THE TASK:
Using the data below, determine the number of lines that include the string "filled". Write only that number.

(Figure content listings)
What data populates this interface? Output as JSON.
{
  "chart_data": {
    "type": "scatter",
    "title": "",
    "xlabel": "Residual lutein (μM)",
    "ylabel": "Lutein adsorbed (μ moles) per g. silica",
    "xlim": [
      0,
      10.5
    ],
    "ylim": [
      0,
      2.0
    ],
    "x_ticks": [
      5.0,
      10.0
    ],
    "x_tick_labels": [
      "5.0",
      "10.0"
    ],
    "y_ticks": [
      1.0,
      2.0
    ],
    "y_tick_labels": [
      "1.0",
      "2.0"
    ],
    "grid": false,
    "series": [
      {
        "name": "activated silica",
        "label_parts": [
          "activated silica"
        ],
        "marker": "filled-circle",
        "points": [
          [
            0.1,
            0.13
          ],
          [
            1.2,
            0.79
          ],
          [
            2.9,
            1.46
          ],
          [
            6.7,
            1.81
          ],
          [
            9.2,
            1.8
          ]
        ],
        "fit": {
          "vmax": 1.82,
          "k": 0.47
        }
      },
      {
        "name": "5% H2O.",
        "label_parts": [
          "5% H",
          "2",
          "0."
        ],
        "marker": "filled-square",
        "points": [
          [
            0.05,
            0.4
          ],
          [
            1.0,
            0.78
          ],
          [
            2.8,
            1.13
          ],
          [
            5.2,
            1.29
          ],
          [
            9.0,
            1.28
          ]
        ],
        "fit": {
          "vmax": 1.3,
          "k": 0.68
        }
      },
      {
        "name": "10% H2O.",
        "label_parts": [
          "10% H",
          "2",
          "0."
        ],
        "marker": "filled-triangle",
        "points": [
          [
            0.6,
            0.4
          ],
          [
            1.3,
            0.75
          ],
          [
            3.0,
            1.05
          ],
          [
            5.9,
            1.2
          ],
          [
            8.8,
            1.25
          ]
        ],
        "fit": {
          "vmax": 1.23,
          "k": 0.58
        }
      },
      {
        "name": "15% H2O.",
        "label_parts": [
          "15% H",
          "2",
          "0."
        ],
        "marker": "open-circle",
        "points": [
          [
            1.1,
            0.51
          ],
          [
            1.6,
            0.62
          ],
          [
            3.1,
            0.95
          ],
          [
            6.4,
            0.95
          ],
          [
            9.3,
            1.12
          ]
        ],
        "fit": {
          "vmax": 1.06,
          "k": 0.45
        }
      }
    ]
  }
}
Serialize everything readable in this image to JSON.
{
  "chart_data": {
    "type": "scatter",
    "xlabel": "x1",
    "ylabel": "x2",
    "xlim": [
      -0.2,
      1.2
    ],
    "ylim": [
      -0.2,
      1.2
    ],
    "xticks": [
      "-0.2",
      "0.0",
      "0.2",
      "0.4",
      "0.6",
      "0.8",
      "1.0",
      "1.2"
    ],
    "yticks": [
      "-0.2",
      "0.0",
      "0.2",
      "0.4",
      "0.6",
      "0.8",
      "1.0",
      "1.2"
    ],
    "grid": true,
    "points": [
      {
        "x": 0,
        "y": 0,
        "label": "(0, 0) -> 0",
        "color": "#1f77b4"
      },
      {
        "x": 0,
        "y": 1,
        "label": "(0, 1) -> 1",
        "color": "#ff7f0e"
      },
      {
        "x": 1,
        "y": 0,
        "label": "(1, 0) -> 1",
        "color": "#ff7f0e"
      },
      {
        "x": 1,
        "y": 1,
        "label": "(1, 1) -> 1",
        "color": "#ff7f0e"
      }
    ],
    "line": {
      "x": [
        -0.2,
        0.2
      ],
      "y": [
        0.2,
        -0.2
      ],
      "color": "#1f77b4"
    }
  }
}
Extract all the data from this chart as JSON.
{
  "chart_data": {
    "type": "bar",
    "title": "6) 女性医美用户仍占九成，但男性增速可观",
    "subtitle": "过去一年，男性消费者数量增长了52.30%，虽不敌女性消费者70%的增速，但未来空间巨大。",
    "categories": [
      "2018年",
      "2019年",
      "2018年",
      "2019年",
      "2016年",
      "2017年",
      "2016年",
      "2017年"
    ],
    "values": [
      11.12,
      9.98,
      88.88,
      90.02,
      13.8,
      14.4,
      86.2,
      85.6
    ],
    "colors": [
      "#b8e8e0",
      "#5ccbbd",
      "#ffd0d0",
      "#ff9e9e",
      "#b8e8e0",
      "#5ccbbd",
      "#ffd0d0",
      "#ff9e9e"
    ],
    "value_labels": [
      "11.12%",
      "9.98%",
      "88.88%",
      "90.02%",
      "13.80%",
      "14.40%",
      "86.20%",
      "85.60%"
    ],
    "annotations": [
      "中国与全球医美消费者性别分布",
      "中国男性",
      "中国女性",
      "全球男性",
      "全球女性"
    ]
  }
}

SOLVED PROBLEM:
3